■ INPUT RECORDS ■
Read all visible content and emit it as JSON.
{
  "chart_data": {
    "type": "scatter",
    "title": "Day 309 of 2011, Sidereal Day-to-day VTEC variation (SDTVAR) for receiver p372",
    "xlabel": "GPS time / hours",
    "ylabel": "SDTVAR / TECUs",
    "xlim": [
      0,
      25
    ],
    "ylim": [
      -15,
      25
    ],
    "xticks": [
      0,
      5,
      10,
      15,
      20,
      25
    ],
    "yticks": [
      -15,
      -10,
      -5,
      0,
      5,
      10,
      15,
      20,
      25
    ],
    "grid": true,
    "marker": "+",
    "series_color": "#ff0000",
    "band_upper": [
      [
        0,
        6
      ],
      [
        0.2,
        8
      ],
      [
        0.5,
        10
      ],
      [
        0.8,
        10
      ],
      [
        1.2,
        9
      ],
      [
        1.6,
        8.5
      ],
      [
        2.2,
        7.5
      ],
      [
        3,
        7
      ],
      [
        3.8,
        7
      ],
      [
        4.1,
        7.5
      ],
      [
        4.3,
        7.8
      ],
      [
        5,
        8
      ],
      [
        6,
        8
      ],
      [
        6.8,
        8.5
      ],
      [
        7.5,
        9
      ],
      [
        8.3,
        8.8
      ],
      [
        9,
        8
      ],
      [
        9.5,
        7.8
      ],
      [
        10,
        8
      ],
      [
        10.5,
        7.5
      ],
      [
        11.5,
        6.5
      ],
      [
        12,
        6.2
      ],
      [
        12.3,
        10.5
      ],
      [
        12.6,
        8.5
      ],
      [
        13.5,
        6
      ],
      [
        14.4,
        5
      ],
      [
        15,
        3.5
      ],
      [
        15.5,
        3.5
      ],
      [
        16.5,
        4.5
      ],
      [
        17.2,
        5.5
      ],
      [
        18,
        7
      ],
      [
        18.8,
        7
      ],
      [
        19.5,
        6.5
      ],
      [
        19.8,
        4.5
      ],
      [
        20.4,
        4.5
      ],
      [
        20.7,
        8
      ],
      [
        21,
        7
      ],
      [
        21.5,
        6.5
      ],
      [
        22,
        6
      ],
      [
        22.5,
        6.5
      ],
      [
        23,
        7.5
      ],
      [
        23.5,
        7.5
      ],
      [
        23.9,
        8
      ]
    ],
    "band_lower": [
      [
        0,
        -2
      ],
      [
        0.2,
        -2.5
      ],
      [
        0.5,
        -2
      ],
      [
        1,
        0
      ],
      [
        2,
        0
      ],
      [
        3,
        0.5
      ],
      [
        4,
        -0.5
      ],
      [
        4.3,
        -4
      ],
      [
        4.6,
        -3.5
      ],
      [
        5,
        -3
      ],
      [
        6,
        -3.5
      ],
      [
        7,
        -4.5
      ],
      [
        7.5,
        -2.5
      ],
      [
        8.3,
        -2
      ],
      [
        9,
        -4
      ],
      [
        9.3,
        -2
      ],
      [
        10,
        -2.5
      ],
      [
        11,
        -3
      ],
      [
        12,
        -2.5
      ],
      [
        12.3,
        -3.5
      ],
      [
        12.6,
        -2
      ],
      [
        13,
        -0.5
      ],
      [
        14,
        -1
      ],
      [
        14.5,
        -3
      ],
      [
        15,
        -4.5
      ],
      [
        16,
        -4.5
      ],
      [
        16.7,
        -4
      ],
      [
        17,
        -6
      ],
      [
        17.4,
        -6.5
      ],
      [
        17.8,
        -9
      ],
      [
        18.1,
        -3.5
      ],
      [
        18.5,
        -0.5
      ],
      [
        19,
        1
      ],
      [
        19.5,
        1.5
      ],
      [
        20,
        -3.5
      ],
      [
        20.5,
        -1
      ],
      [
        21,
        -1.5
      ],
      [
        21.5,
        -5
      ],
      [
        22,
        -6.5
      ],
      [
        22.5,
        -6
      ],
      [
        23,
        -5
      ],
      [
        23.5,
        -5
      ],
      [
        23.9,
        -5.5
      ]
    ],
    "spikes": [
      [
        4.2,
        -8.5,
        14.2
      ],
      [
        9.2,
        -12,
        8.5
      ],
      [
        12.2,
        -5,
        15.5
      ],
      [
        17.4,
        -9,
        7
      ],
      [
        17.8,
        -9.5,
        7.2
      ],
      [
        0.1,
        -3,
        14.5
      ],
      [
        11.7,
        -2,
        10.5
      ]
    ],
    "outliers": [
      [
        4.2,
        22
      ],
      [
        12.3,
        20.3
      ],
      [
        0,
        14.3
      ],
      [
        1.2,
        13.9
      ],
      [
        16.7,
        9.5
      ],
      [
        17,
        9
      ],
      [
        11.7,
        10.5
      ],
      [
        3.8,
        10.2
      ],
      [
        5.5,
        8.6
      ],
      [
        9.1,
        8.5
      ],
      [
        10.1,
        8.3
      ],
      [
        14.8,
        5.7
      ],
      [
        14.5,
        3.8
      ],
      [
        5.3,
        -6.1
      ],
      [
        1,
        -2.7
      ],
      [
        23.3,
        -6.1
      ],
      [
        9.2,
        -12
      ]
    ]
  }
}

■ WHAT THIS TASK INVOLVES ■
Faithfully copy every entry, leaving nothing out.

■ EXPECTED ANSWER ■
Read all visible content and emit it as JSON.
{
  "chart_data": {
    "type": "scatter",
    "title": "Day 309 of 2011, Sidereal Day-to-day VTEC variation (SDTVAR) for receiver p372",
    "xlabel": "GPS time / hours",
    "ylabel": "SDTVAR / TECUs",
    "xlim": [
      0,
      25
    ],
    "ylim": [
      -15,
      25
    ],
    "xticks": [
      0,
      5,
      10,
      15,
      20,
      25
    ],
    "yticks": [
      -15,
      -10,
      -5,
      0,
      5,
      10,
      15,
      20,
      25
    ],
    "grid": true,
    "marker": "+",
    "series_color": "#ff0000",
    "band_upper": [
      [
        0,
        6
      ],
      [
        0.2,
        8
      ],
      [
        0.5,
        10
      ],
      [
        0.8,
        10
      ],
      [
        1.2,
        9
      ],
      [
        1.6,
        8.5
      ],
      [
        2.2,
        7.5
      ],
      [
        3,
        7
      ],
      [
        3.8,
        7
      ],
      [
        4.1,
        7.5
      ],
      [
        4.3,
        7.8
      ],
      [
        5,
        8
      ],
      [
        6,
        8
      ],
      [
        6.8,
        8.5
      ],
      [
        7.5,
        9
      ],
      [
        8.3,
        8.8
      ],
      [
        9,
        8
      ],
      [
        9.5,
        7.8
      ],
      [
        10,
        8
      ],
      [
        10.5,
        7.5
      ],
      [
        11.5,
        6.5
      ],
      [
        12,
        6.2
      ],
      [
        12.3,
        10.5
      ],
      [
        12.6,
        8.5
      ],
      [
        13.5,
        6
      ],
      [
        14.4,
        5
      ],
      [
        15,
        3.5
      ],
      [
        15.5,
        3.5
      ],
      [
        16.5,
        4.5
      ],
      [
        17.2,
        5.5
      ],
      [
        18,
        7
      ],
      [
        18.8,
        7
      ],
      [
        19.5,
        6.5
      ],
      [
        19.8,
        4.5
      ],
      [
        20.4,
        4.5
      ],
      [
        20.7,
        8
      ],
      [
        21,
        7
      ],
      [
        21.5,
        6.5
      ],
      [
        22,
        6
      ],
      [
        22.5,
        6.5
      ],
      [
        23,
        7.5
      ],
      [
        23.5,
        7.5
      ],
      [
        23.9,
        8
      ]
    ],
    "band_lower": [
      [
        0,
        -2
      ],
      [
        0.2,
        -2.5
      ],
      [
        0.5,
        -2
      ],
      [
        1,
        0
      ],
      [
        2,
        0
      ],
      [
        3,
        0.5
      ],
      [
        4,
        -0.5
      ],
      [
        4.3,
        -4
      ],
      [
        4.6,
        -3.5
      ],
      [
        5,
        -3
      ],
      [
        6,
        -3.5
      ],
      [
        7,
        -4.5
      ],
      [
        7.5,
        -2.5
      ],
      [
        8.3,
        -2
      ],
      [
        9,
        -4
      ],
      [
        9.3,
        -2
      ],
      [
        10,
        -2.5
      ],
      [
        11,
        -3
      ],
      [
        12,
        -2.5
      ],
      [
        12.3,
        -3.5
      ],
      [
        12.6,
        -2
      ],
      [
        13,
        -0.5
      ],
      [
        14,
        -1
      ],
      [
        14.5,
        -3
      ],
      [
        15,
        -4.5
      ],
      [
        16,
        -4.5
      ],
      [
        16.7,
        -4
      ],
      [
        17,
        -6
      ],
      [
        17.4,
        -6.5
      ],
      [
        17.8,
        -9
      ],
      [
        18.1,
        -3.5
      ],
      [
        18.5,
        -0.5
      ],
      [
        19,
        1
      ],
      [
        19.5,
        1.5
      ],
      [
        20,
        -3.5
      ],
      [
        20.5,
        -1
      ],
      [
        21,
        -1.5
      ],
      [
        21.5,
        -5
      ],
      [
        22,
        -6.5
      ],
      [
        22.5,
        -6
      ],
      [
        23,
        -5
      ],
      [
        23.5,
        -5
      ],
      [
        23.9,
        -5.5
      ]
    ],
    "spikes": [
      [
        4.2,
        -8.5,
        14.2
      ],
      [
        9.2,
        -12,
        8.5
      ],
      [
        12.2,
        -5,
        15.5
      ],
      [
        17.4,
        -9,
        7
      ],
      [
        17.8,
        -9.5,
        7.2
      ],
      [
        0.1,
        -3,
        14.5
      ],
      [
        11.7,
        -2,
        10.5
      ]
    ],
    "outliers": [
      [
        4.2,
        22
      ],
      [
        12.3,
        20.3
      ],
      [
        0,
        14.3
      ],
      [
        1.2,
        13.9
      ],
      [
        16.7,
        9.5
      ],
      [
        17,
        9
      ],
      [
        11.7,
        10.5
      ],
      [
        3.8,
        10.2
      ],
      [
        5.5,
        8.6
      ],
      [
        9.1,
        8.5
      ],
      [
        10.1,
        8.3
      ],
      [
        14.8,
        5.7
      ],
      [
        14.5,
        3.8
      ],
      [
        5.3,
        -6.1
      ],
      [
        1,
        -2.7
      ],
      [
        23.3,
        -6.1
      ],
      [
        9.2,
        -12
      ]
    ]
  }
}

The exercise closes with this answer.